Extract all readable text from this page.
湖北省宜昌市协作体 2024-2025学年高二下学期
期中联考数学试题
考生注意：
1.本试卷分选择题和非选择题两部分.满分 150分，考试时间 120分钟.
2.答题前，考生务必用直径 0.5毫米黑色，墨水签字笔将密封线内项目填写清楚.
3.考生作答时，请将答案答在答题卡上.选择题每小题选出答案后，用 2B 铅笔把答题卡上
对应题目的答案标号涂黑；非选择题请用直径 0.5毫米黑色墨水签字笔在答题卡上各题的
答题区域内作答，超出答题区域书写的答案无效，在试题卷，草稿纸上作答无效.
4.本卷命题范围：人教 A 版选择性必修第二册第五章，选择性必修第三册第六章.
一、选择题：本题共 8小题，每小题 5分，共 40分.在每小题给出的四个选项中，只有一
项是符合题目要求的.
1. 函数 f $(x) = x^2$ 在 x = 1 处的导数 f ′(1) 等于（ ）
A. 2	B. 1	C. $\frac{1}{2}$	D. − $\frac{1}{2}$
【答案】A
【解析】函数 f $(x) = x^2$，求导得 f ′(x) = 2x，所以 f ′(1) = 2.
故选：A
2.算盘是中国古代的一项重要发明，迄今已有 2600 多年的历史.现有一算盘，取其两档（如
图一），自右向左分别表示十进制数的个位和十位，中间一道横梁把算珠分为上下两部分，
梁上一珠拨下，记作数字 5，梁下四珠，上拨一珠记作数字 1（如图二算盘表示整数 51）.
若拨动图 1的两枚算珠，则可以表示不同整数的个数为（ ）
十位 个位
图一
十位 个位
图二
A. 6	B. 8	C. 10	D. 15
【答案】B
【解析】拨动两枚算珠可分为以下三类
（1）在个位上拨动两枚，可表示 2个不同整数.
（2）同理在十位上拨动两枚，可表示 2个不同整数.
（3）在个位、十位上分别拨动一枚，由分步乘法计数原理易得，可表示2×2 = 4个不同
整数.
····················
* **PROBLEM DETAILS**:
Quote each line of the data above exactly as written.

* **ANSWER TO THIS EXERCISE**:
Extract all readable text from this page.
湖北省宜昌市协作体 2024-2025学年高二下学期
期中联考数学试题
考生注意：
1.本试卷分选择题和非选择题两部分.满分 150分，考试时间 120分钟.
2.答题前，考生务必用直径 0.5毫米黑色，墨水签字笔将密封线内项目填写清楚.
3.考生作答时，请将答案答在答题卡上.选择题每小题选出答案后，用 2B 铅笔把答题卡上
对应题目的答案标号涂黑；非选择题请用直径 0.5毫米黑色墨水签字笔在答题卡上各题的
答题区域内作答，超出答题区域书写的答案无效，在试题卷，草稿纸上作答无效.
4.本卷命题范围：人教 A 版选择性必修第二册第五章，选择性必修第三册第六章.
一、选择题：本题共 8小题，每小题 5分，共 40分.在每小题给出的四个选项中，只有一
项是符合题目要求的.
1. 函数 f $(x) = x^2$ 在 x = 1 处的导数 f ′(1) 等于（ ）
A. 2	B. 1	C. $\frac{1}{2}$	D. − $\frac{1}{2}$
【答案】A
【解析】函数 f $(x) = x^2$，求导得 f ′(x) = 2x，所以 f ′(1) = 2.
故选：A
2.算盘是中国古代的一项重要发明，迄今已有 2600 多年的历史.现有一算盘，取其两档（如
图一），自右向左分别表示十进制数的个位和十位，中间一道横梁把算珠分为上下两部分，
梁上一珠拨下，记作数字 5，梁下四珠，上拨一珠记作数字 1（如图二算盘表示整数 51）.
若拨动图 1的两枚算珠，则可以表示不同整数的个数为（ ）
十位 个位
图一
十位 个位
图二
A. 6	B. 8	C. 10	D. 15
【答案】B
【解析】拨动两枚算珠可分为以下三类
（1）在个位上拨动两枚，可表示 2个不同整数.
（2）同理在十位上拨动两枚，可表示 2个不同整数.
（3）在个位、十位上分别拨动一枚，由分步乘法计数原理易得，可表示2×2 = 4个不同
整数.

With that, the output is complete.